• Task: Return every record exactly as written.

• Task input:

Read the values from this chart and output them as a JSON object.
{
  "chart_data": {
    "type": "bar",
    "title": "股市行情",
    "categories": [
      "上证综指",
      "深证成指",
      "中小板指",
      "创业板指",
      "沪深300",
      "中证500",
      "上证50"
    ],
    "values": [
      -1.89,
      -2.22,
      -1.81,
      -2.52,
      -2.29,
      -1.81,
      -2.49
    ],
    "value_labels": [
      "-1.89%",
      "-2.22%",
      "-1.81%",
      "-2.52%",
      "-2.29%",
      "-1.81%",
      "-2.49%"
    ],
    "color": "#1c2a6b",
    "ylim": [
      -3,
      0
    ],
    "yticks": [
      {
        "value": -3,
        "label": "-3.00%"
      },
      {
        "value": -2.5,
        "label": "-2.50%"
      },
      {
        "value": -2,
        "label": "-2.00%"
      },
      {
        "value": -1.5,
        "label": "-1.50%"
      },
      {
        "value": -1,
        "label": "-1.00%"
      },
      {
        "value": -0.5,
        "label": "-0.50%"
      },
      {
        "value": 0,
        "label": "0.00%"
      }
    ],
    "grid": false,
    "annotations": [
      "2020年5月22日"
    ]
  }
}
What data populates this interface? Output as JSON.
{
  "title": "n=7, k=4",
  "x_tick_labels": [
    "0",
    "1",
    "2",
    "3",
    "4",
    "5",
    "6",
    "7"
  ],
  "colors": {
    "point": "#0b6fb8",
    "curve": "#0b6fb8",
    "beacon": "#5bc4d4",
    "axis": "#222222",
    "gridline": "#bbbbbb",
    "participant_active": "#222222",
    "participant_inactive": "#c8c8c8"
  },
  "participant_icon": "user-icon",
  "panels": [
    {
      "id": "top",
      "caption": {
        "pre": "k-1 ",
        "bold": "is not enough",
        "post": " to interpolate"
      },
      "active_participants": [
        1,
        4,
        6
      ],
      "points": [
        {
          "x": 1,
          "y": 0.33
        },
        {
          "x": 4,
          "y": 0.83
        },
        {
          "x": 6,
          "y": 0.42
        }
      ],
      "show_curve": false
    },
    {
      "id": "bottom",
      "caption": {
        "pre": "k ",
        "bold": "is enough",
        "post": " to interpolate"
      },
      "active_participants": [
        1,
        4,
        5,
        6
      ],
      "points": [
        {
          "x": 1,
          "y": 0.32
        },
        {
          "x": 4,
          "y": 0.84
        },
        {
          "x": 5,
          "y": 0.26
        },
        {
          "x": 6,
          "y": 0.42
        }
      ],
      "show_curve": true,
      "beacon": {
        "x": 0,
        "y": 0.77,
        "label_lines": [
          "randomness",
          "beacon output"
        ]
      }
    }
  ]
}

• Full answer:
Read the values from this chart and output them as a JSON object.
{
  "chart_data": {
    "type": "bar",
    "title": "股市行情",
    "categories": [
      "上证综指",
      "深证成指",
      "中小板指",
      "创业板指",
      "沪深300",
      "中证500",
      "上证50"
    ],
    "values": [
      -1.89,
      -2.22,
      -1.81,
      -2.52,
      -2.29,
      -1.81,
      -2.49
    ],
    "value_labels": [
      "-1.89%",
      "-2.22%",
      "-1.81%",
      "-2.52%",
      "-2.29%",
      "-1.81%",
      "-2.49%"
    ],
    "color": "#1c2a6b",
    "ylim": [
      -3,
      0
    ],
    "yticks": [
      {
        "value": -3,
        "label": "-3.00%"
      },
      {
        "value": -2.5,
        "label": "-2.50%"
      },
      {
        "value": -2,
        "label": "-2.00%"
      },
      {
        "value": -1.5,
        "label": "-1.50%"
      },
      {
        "value": -1,
        "label": "-1.00%"
      },
      {
        "value": -0.5,
        "label": "-0.50%"
      },
      {
        "value": 0,
        "label": "0.00%"
      }
    ],
    "grid": false,
    "annotations": [
      "2020年5月22日"
    ]
  }
}
What data populates this interface? Output as JSON.
{
  "title": "n=7, k=4",
  "x_tick_labels": [
    "0",
    "1",
    "2",
    "3",
    "4",
    "5",
    "6",
    "7"
  ],
  "colors": {
    "point": "#0b6fb8",
    "curve": "#0b6fb8",
    "beacon": "#5bc4d4",
    "axis": "#222222",
    "gridline": "#bbbbbb",
    "participant_active": "#222222",
    "participant_inactive": "#c8c8c8"
  },
  "participant_icon": "user-icon",
  "panels": [
    {
      "id": "top",
      "caption": {
        "pre": "k-1 ",
        "bold": "is not enough",
        "post": " to interpolate"
      },
      "active_participants": [
        1,
        4,
        6
      ],
      "points": [
        {
          "x": 1,
          "y": 0.33
        },
        {
          "x": 4,
          "y": 0.83
        },
        {
          "x": 6,
          "y": 0.42
        }
      ],
      "show_curve": false
    },
    {
      "id": "bottom",
      "caption": {
        "pre": "k ",
        "bold": "is enough",
        "post": " to interpolate"
      },
      "active_participants": [
        1,
        4,
        5,
        6
      ],
      "points": [
        {
          "x": 1,
          "y": 0.32
        },
        {
          "x": 4,
          "y": 0.84
        },
        {
          "x": 5,
          "y": 0.26
        },
        {
          "x": 6,
          "y": 0.42
        }
      ],
      "show_curve": true,
      "beacon": {
        "x": 0,
        "y": 0.77,
        "label_lines": [
          "randomness",
          "beacon output"
        ]
      }
    }
  ]
}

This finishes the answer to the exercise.